PROMPT
Identify every line containing the word "JSON" and reproduce each one.
+ + +
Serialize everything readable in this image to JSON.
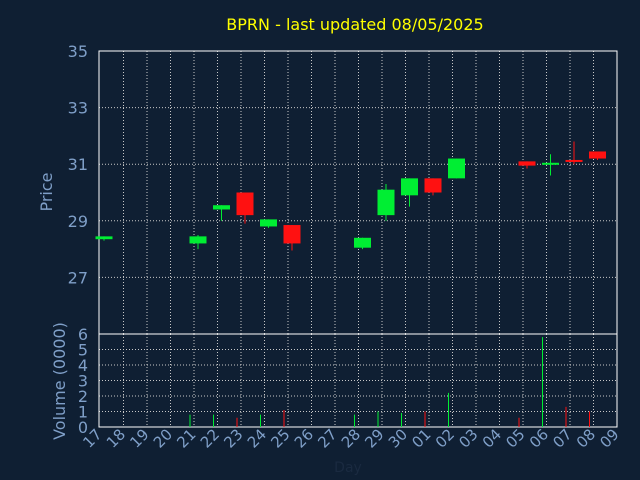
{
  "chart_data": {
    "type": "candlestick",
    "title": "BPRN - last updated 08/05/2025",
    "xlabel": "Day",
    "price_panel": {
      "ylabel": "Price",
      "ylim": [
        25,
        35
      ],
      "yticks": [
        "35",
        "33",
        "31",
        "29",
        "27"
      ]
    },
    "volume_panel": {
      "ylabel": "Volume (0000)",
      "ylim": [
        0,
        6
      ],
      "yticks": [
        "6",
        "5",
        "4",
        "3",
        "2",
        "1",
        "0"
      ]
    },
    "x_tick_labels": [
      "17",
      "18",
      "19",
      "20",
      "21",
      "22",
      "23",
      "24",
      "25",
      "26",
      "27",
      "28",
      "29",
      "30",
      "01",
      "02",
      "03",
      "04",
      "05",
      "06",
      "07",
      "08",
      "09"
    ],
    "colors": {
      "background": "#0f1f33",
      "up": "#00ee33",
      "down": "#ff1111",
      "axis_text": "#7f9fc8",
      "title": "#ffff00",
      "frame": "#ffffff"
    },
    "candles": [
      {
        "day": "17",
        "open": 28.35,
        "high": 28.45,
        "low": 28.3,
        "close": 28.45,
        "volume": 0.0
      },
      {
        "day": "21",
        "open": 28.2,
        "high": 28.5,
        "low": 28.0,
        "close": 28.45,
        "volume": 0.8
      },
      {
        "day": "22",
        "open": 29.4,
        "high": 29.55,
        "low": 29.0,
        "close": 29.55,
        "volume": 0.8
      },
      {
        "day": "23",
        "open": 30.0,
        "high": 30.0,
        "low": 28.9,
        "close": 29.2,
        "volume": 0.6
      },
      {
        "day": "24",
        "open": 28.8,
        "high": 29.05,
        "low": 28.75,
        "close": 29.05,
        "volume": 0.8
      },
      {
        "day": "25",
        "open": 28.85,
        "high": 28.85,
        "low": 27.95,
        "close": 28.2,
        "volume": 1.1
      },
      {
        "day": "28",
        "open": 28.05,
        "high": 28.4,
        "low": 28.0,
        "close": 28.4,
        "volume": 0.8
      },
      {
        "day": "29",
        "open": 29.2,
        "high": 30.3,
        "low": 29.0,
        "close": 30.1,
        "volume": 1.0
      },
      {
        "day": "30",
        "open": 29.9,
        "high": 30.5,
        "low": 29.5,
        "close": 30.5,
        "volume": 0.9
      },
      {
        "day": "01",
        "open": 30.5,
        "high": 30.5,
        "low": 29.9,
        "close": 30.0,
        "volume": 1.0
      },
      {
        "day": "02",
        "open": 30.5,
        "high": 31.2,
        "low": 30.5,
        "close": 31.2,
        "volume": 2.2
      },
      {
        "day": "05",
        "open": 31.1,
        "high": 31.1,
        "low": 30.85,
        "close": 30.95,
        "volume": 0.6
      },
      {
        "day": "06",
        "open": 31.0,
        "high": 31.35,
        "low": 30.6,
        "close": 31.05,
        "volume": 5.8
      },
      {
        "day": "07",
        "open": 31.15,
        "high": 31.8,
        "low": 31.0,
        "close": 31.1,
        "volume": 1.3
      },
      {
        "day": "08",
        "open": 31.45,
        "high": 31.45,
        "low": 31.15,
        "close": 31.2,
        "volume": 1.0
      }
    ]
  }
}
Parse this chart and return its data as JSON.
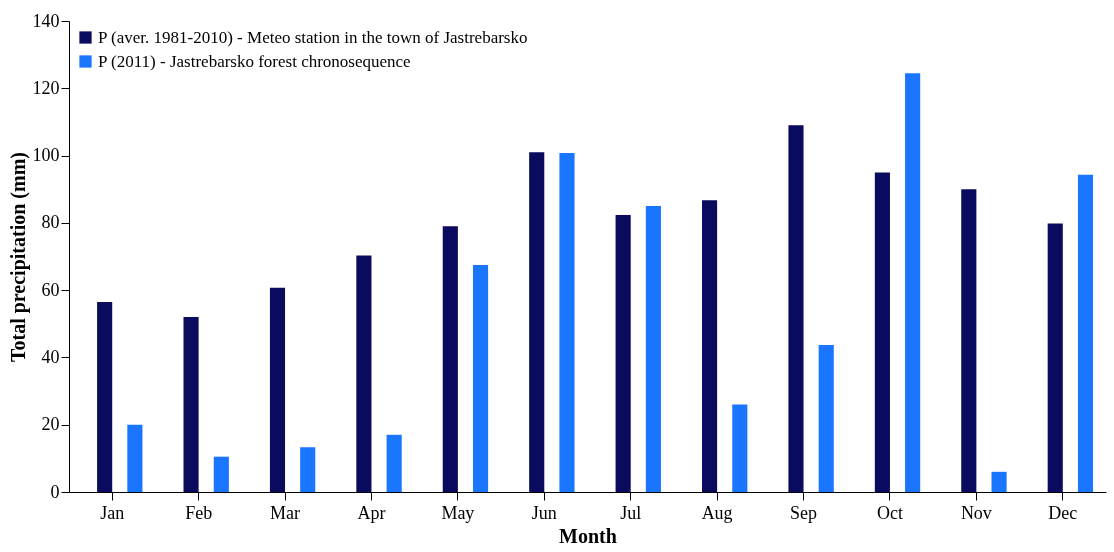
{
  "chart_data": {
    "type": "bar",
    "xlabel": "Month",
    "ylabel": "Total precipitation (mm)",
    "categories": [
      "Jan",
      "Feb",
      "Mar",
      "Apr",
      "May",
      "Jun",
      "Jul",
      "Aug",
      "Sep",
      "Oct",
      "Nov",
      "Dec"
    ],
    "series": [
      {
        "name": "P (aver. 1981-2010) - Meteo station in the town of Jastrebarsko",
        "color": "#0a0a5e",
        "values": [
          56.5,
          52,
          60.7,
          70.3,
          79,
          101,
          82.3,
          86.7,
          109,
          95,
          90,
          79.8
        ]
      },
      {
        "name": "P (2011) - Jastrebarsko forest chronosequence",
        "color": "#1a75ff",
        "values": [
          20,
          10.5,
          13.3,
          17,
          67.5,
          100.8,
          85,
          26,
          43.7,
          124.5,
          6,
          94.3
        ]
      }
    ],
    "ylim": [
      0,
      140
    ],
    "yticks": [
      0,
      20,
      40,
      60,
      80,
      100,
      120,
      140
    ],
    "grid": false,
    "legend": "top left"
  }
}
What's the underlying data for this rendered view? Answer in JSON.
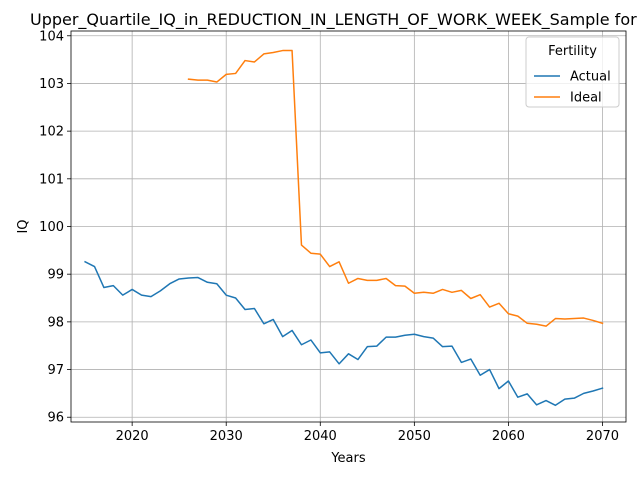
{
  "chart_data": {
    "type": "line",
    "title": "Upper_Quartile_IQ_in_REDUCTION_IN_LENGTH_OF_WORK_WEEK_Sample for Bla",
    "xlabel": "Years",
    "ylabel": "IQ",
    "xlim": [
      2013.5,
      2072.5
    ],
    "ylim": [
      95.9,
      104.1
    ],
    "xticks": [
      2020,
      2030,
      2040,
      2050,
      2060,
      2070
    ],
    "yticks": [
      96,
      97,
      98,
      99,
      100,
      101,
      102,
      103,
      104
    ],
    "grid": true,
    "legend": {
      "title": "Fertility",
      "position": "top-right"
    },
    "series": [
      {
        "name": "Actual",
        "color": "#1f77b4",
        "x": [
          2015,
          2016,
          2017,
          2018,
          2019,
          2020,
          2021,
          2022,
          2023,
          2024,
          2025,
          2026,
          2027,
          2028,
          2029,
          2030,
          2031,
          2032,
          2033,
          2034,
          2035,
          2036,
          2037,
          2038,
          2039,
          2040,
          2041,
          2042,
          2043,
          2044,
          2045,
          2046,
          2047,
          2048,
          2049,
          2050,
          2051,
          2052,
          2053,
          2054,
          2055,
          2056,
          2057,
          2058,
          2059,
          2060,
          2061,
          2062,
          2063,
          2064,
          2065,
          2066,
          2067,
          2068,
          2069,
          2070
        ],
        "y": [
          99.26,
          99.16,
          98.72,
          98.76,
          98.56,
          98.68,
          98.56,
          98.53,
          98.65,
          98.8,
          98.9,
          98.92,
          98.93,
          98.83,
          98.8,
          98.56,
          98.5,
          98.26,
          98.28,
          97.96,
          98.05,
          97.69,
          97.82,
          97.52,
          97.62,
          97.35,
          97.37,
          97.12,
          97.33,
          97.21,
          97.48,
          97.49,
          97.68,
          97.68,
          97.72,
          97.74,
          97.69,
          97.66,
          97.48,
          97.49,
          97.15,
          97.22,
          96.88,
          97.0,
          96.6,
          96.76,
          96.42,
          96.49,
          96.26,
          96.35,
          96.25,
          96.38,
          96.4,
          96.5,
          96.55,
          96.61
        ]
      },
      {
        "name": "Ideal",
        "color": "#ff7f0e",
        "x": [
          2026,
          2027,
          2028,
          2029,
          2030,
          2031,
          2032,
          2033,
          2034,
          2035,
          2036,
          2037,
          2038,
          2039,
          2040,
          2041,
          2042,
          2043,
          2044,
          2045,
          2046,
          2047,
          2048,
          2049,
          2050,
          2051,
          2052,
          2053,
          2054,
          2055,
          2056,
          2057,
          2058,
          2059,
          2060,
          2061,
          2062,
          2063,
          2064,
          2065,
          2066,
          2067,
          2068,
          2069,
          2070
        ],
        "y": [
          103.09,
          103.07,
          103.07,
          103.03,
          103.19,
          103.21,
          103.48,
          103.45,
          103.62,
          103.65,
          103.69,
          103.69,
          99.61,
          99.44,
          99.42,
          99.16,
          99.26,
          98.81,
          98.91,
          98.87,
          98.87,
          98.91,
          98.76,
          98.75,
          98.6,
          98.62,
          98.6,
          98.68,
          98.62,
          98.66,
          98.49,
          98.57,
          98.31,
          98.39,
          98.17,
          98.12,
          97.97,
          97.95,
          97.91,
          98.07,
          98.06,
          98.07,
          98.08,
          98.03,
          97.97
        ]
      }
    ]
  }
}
+ + +
TASK OUTPUT
Serialize everything readable in this image to JSON.
Parse this chart and return its data as JSON.
What's the underlying data for this rendered view? Answer in JSON.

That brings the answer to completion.